*Written instruction:* Wherever a line in the data below holds "symbol", copy that line.

*Data shown:*
^^^^^^^^
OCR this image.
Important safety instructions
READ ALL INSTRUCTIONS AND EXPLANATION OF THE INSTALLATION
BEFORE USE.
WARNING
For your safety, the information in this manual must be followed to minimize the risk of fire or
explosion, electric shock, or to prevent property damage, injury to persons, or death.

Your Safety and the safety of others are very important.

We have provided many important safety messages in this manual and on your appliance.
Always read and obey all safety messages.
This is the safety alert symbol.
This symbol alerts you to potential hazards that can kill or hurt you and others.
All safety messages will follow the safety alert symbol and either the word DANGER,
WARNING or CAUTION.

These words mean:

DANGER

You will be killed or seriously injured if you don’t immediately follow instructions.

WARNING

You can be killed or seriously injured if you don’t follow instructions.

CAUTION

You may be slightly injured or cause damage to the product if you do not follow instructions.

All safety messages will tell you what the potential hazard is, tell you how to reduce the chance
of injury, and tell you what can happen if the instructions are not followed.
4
^^^^^^^^
*The completed task:*
This is the safety alert symbol.
This symbol alerts you to potential hazards that can kill or hurt you and others.
All safety messages will follow the safety alert symbol and either the word DANGER,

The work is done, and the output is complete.